---------- Dataset rows ----------

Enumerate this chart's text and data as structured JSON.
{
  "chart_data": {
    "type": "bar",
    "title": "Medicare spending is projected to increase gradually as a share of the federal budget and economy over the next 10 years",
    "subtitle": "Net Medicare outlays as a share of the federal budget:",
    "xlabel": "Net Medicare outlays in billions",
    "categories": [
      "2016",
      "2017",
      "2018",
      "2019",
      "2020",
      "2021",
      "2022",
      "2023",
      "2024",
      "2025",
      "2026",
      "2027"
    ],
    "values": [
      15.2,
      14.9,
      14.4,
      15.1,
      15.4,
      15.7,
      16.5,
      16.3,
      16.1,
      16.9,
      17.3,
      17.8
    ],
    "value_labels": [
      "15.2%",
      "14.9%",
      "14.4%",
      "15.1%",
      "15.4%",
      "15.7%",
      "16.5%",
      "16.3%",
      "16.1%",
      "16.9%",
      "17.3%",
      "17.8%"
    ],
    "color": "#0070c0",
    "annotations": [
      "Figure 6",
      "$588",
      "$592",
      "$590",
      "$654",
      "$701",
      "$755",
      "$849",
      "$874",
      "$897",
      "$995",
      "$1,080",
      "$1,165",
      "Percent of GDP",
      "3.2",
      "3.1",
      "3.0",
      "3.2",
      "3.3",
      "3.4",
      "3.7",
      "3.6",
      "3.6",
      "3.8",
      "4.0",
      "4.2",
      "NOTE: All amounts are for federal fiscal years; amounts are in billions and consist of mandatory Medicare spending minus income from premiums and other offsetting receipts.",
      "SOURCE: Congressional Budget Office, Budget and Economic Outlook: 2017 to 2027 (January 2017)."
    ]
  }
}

----------

→ Requirements
Return the whole listing exactly, with every line included.

→ Answer to this exercise
Enumerate this chart's text and data as structured JSON.
{
  "chart_data": {
    "type": "bar",
    "title": "Medicare spending is projected to increase gradually as a share of the federal budget and economy over the next 10 years",
    "subtitle": "Net Medicare outlays as a share of the federal budget:",
    "xlabel": "Net Medicare outlays in billions",
    "categories": [
      "2016",
      "2017",
      "2018",
      "2019",
      "2020",
      "2021",
      "2022",
      "2023",
      "2024",
      "2025",
      "2026",
      "2027"
    ],
    "values": [
      15.2,
      14.9,
      14.4,
      15.1,
      15.4,
      15.7,
      16.5,
      16.3,
      16.1,
      16.9,
      17.3,
      17.8
    ],
    "value_labels": [
      "15.2%",
      "14.9%",
      "14.4%",
      "15.1%",
      "15.4%",
      "15.7%",
      "16.5%",
      "16.3%",
      "16.1%",
      "16.9%",
      "17.3%",
      "17.8%"
    ],
    "color": "#0070c0",
    "annotations": [
      "Figure 6",
      "$588",
      "$592",
      "$590",
      "$654",
      "$701",
      "$755",
      "$849",
      "$874",
      "$897",
      "$995",
      "$1,080",
      "$1,165",
      "Percent of GDP",
      "3.2",
      "3.1",
      "3.0",
      "3.2",
      "3.3",
      "3.4",
      "3.7",
      "3.6",
      "3.6",
      "3.8",
      "4.0",
      "4.2",
      "NOTE: All amounts are for federal fiscal years; amounts are in billions and consist of mandatory Medicare spending minus income from premiums and other offsetting receipts.",
      "SOURCE: Congressional Budget Office, Budget and Economic Outlook: 2017 to 2027 (January 2017)."
    ]
  }
}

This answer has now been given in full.